* _Required tasks_
• A. From the SQL Server cluster patching article, list the things it says to move off a node so that the node is empty before OS patching.
• B. According to the SQL Server cluster patching article, how long should you wait after a SQL Service Pack is released before applying it?
• C. Continue the SQL Server cluster patching article from where it stops.

Patches! We don’t need no stinkeen’ Patches!
Well, yes. Actually you do. Patching a SQL Server cluster sounds like a complex endeavor, but it is really a lot simpler than people think. Much of the confusion is due to SQL 2000 and SQL 2005 having slightly different behaviors when it comes to patching. Also, with Clustering now available in Standard Edition, more DBAs find themselves caring for the first cluster in their organization. “Learn as you go” is not nearly as fun as it sounds.
The first rule of patching is to test. Make sure the patches work in a test environment, both with patches for the OS and for SQL. Given the history of unstable SQL Service Packs, I have to suggest waiting for a few weeks after a SP is released to make sure nothing important got broken. The SQL team is very much aware of their past shortcomings in that area and has started to fix the entire SQL servicing model. It will be a while before we see the fruits of those efforts, so for the time being let someone else be the (insert politically correct ethnic minority here) mine detector.
Regardless of the SQL version, the OS will need patching from time to time. Balancing the need to keep a system secure from newly discovered vulnerabilities with the desire to have a stable platform is tricky. You want to stay up-to-date, but not TOO up-to-date. Again, testing is the key. Never deploy anything you have not tested onto a highly-available platform. As such, I never allow Windows or Microsoft update to automatically patch any database host server. I manually inspect and apply patches, although I still use the update tool to recommend and track updates. Only apply patches during a defined maintenance window, even if you just patch a currently inactive node. That way if something goes wrong, you don’t have to explain why you took the accounting server down during month-end closing. If you have an N-1 cluster (N nodes, N-1 instances) then you will always have a free node to start on. Apply the OS patches and reboot if necessary. Failover and repeat as necessary until all nodes are done. OS patches are never cluster aware so everything is in the context of the local node. If you don’t have a free node, say with a two-node, two instance system, then I recommend clearing one node by moving the SQL instances. Always OS patch a node when it is “empty”. Don’t forget to move the Cluster and MSTDC groups too.

* _Records_
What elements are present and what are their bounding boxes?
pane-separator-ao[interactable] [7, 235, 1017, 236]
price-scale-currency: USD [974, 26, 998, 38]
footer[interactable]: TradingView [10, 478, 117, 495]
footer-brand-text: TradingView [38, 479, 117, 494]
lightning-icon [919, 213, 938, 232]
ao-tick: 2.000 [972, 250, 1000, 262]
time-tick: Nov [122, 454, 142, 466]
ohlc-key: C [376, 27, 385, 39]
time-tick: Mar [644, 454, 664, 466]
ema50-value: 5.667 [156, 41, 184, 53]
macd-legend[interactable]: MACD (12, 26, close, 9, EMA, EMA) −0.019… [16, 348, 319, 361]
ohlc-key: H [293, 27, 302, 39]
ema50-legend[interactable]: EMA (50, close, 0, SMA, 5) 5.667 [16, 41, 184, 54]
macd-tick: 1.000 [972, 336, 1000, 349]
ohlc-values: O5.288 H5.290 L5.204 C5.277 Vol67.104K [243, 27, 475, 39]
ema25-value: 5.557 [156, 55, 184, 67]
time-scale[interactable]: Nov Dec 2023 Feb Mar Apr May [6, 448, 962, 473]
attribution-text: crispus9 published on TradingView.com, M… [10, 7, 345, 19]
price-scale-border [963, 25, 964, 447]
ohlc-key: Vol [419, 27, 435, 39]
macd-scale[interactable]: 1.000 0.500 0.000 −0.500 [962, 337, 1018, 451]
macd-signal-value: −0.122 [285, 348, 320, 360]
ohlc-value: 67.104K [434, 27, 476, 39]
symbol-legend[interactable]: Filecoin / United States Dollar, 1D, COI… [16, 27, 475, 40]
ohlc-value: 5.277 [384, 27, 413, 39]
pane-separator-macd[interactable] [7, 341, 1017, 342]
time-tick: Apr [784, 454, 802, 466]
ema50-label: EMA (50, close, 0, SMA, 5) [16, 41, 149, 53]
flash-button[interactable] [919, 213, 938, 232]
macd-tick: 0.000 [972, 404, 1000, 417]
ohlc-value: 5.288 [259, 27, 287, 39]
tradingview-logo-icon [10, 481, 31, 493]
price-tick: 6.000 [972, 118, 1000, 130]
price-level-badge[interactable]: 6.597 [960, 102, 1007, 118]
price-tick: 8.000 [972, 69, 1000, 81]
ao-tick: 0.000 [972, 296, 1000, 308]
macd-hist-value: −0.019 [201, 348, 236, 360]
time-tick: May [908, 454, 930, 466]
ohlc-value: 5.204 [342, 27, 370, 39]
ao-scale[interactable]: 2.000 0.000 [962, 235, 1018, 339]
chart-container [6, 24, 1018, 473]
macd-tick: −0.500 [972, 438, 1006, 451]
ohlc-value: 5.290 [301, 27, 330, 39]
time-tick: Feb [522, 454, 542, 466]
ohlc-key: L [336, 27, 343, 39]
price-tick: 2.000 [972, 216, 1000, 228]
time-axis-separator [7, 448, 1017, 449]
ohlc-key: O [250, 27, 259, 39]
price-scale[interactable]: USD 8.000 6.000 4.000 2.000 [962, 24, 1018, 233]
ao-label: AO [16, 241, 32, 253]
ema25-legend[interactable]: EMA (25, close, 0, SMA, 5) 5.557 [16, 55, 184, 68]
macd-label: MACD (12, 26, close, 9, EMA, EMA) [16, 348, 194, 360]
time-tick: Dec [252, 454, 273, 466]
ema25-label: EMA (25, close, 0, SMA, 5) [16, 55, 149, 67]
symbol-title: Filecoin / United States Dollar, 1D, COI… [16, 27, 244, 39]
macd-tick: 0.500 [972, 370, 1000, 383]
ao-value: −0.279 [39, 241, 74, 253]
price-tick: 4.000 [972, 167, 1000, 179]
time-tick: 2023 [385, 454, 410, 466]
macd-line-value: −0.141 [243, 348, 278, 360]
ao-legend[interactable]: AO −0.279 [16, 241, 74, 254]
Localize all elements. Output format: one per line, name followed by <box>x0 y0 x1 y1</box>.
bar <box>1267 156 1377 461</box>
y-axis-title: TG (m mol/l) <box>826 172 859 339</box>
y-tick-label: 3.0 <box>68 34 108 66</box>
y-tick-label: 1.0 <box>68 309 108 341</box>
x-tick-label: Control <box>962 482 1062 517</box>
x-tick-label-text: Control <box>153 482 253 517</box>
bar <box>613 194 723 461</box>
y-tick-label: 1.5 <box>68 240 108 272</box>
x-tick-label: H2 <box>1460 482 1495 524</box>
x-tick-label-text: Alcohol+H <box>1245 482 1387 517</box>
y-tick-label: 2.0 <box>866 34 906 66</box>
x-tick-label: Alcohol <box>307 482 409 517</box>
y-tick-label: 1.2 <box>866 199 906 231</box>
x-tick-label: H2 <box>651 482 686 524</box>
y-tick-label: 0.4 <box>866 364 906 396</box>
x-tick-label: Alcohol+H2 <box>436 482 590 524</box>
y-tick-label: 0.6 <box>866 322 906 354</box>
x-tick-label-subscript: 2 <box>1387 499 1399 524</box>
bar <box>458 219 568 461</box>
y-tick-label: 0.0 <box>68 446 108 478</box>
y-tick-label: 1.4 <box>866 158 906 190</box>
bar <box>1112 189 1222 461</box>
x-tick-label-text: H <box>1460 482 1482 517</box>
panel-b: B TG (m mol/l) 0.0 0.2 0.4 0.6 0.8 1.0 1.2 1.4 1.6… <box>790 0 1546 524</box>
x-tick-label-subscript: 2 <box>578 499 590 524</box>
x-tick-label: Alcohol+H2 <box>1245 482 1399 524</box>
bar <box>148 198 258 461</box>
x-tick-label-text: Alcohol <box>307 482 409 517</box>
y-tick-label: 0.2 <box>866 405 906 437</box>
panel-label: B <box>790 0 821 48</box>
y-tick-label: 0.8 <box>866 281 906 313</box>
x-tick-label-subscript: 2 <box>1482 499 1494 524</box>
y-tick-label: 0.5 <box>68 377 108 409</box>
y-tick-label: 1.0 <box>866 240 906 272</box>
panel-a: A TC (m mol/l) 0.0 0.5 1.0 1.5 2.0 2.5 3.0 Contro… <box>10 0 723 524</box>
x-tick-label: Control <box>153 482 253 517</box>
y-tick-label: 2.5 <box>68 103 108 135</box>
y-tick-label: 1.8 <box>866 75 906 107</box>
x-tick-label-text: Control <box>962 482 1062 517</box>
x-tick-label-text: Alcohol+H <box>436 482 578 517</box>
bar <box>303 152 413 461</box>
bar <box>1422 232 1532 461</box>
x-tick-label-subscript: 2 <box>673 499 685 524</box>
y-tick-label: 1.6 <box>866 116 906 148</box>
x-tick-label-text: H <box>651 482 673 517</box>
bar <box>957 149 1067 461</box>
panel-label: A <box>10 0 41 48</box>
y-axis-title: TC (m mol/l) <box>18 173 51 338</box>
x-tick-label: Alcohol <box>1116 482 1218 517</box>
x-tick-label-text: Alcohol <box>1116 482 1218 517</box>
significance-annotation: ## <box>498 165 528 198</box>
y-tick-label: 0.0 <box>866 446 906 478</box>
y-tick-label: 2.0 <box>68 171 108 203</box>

* _Written responses_
• A.
- The SQL instances
- The Cluster group
- The MSTDC group

• B. A few weeks.

• C.
SQL 2000 Service Packs and Hotfixes are always cluster-wide for all components. Always start on the node hosting the instance you want to patch. SQL 2000 patches (both Service Packs and Hotfixes) only work on one instance at a time. Pay careful attention to the message boxes indicating completion. They may tell you to reboot the remote node(s). Always reboot when the installer tells you to. The system may be unstable or not failover properly if you do not.
SQL 2005 is a lot trickier. Only the Database Engine and Analysis services are cluster-wide. Everything else is local to the node. So, when you run the installer you may get different options on what to upgrade. If there are one or more instances on the node you execute the update on, you can update those instances. Otherwise you get to update just the local components. Note that this is new for SQL 2005. Before, you had to patch each instance separately. You can update the non-clustered components at the same time you update the cluster-aware components, but only for components on the local node. This is NOT clearly indicated by installer. You must go to each node and update SSIS, workstation components, Notification Services and Reporting Services. Of course, you shouldn’t be running Reporting Services on a failover cluster, but that is another discussion. Fortunately, the installer does have some smarts and will show you what has already been updated so you don’t have to re-run the update for that component. This makes it safe to run the updater if you lose track or have inherited a system where you are not sure what components are at what revision level. Service Packs and Hotfixes both work this same way. And yes, you need to update client tools on all cluster nodes and your workstations. Again, pay attention to the closing messages and reboot when told. Bad Things™ will happen if you don’t.